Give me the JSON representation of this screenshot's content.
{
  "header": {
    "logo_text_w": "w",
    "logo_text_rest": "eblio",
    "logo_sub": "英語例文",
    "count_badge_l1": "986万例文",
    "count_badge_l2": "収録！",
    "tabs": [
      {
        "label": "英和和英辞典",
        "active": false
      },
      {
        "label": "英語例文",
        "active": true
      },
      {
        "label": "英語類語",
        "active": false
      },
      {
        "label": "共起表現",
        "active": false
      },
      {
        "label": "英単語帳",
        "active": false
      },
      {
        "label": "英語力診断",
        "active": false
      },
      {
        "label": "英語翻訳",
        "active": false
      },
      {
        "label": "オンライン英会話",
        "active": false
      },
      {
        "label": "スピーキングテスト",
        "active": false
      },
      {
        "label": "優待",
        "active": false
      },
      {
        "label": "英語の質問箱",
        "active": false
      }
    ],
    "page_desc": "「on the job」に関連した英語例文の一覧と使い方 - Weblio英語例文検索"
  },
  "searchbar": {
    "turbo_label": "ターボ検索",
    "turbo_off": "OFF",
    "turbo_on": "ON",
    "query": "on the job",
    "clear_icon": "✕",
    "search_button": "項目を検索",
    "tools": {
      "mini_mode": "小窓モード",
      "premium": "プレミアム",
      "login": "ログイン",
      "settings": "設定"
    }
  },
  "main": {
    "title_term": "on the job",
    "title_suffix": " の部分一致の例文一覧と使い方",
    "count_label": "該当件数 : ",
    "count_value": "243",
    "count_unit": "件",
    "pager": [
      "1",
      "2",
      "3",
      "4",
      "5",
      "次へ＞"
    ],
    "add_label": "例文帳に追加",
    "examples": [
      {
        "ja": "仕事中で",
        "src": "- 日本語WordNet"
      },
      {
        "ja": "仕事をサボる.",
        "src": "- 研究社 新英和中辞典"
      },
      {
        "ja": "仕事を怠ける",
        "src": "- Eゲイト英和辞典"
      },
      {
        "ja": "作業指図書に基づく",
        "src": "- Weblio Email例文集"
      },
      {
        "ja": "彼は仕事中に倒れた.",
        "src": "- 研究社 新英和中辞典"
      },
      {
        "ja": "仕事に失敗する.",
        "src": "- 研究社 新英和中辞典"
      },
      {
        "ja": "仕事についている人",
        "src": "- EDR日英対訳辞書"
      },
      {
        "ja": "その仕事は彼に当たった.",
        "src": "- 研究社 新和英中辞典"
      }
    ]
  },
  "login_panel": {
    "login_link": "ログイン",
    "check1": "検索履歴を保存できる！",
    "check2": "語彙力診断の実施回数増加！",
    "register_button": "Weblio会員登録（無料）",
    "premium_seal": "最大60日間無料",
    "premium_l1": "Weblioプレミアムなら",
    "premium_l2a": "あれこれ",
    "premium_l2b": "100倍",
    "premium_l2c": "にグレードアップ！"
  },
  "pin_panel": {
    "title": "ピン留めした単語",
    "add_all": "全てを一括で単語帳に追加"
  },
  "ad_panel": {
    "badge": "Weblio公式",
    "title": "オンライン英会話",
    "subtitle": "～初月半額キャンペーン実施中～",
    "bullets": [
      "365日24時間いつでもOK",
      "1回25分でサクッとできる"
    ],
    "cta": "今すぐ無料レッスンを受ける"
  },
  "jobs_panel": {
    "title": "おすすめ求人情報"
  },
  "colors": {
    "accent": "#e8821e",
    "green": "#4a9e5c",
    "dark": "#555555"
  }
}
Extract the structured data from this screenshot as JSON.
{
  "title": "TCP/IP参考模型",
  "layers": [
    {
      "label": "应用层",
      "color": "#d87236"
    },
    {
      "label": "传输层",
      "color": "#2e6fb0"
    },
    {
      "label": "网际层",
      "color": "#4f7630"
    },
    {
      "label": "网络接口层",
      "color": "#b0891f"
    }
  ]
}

=======

Your task is to output all of the data above word for word.

Give me the JSON representation of this screenshot's content.
{
  "header": {
    "logo_text_w": "w",
    "logo_text_rest": "eblio",
    "logo_sub": "英語例文",
    "count_badge_l1": "986万例文",
    "count_badge_l2": "収録！",
    "tabs": [
      {
        "label": "英和和英辞典",
        "active": false
      },
      {
        "label": "英語例文",
        "active": true
      },
      {
        "label": "英語類語",
        "active": false
      },
      {
        "label": "共起表現",
        "active": false
      },
      {
        "label": "英単語帳",
        "active": false
      },
      {
        "label": "英語力診断",
        "active": false
      },
      {
        "label": "英語翻訳",
        "active": false
      },
      {
        "label": "オンライン英会話",
        "active": false
      },
      {
        "label": "スピーキングテスト",
        "active": false
      },
      {
        "label": "優待",
        "active": false
      },
      {
        "label": "英語の質問箱",
        "active": false
      }
    ],
    "page_desc": "「on the job」に関連した英語例文の一覧と使い方 - Weblio英語例文検索"
  },
  "searchbar": {
    "turbo_label": "ターボ検索",
    "turbo_off": "OFF",
    "turbo_on": "ON",
    "query": "on the job",
    "clear_icon": "✕",
    "search_button": "項目を検索",
    "tools": {
      "mini_mode": "小窓モード",
      "premium": "プレミアム",
      "login": "ログイン",
      "settings": "設定"
    }
  },
  "main": {
    "title_term": "on the job",
    "title_suffix": " の部分一致の例文一覧と使い方",
    "count_label": "該当件数 : ",
    "count_value": "243",
    "count_unit": "件",
    "pager": [
      "1",
      "2",
      "3",
      "4",
      "5",
      "次へ＞"
    ],
    "add_label": "例文帳に追加",
    "examples": [
      {
        "ja": "仕事中で",
        "src": "- 日本語WordNet"
      },
      {
        "ja": "仕事をサボる.",
        "src": "- 研究社 新英和中辞典"
      },
      {
        "ja": "仕事を怠ける",
        "src": "- Eゲイト英和辞典"
      },
      {
        "ja": "作業指図書に基づく",
        "src": "- Weblio Email例文集"
      },
      {
        "ja": "彼は仕事中に倒れた.",
        "src": "- 研究社 新英和中辞典"
      },
      {
        "ja": "仕事に失敗する.",
        "src": "- 研究社 新英和中辞典"
      },
      {
        "ja": "仕事についている人",
        "src": "- EDR日英対訳辞書"
      },
      {
        "ja": "その仕事は彼に当たった.",
        "src": "- 研究社 新和英中辞典"
      }
    ]
  },
  "login_panel": {
    "login_link": "ログイン",
    "check1": "検索履歴を保存できる！",
    "check2": "語彙力診断の実施回数増加！",
    "register_button": "Weblio会員登録（無料）",
    "premium_seal": "最大60日間無料",
    "premium_l1": "Weblioプレミアムなら",
    "premium_l2a": "あれこれ",
    "premium_l2b": "100倍",
    "premium_l2c": "にグレードアップ！"
  },
  "pin_panel": {
    "title": "ピン留めした単語",
    "add_all": "全てを一括で単語帳に追加"
  },
  "ad_panel": {
    "badge": "Weblio公式",
    "title": "オンライン英会話",
    "subtitle": "～初月半額キャンペーン実施中～",
    "bullets": [
      "365日24時間いつでもOK",
      "1回25分でサクッとできる"
    ],
    "cta": "今すぐ無料レッスンを受ける"
  },
  "jobs_panel": {
    "title": "おすすめ求人情報"
  },
  "colors": {
    "accent": "#e8821e",
    "green": "#4a9e5c",
    "dark": "#555555"
  }
}
Extract the structured data from this screenshot as JSON.
{
  "title": "TCP/IP参考模型",
  "layers": [
    {
      "label": "应用层",
      "color": "#d87236"
    },
    {
      "label": "传输层",
      "color": "#2e6fb0"
    },
    {
      "label": "网际层",
      "color": "#4f7630"
    },
    {
      "label": "网络接口层",
      "color": "#b0891f"
    }
  ]
}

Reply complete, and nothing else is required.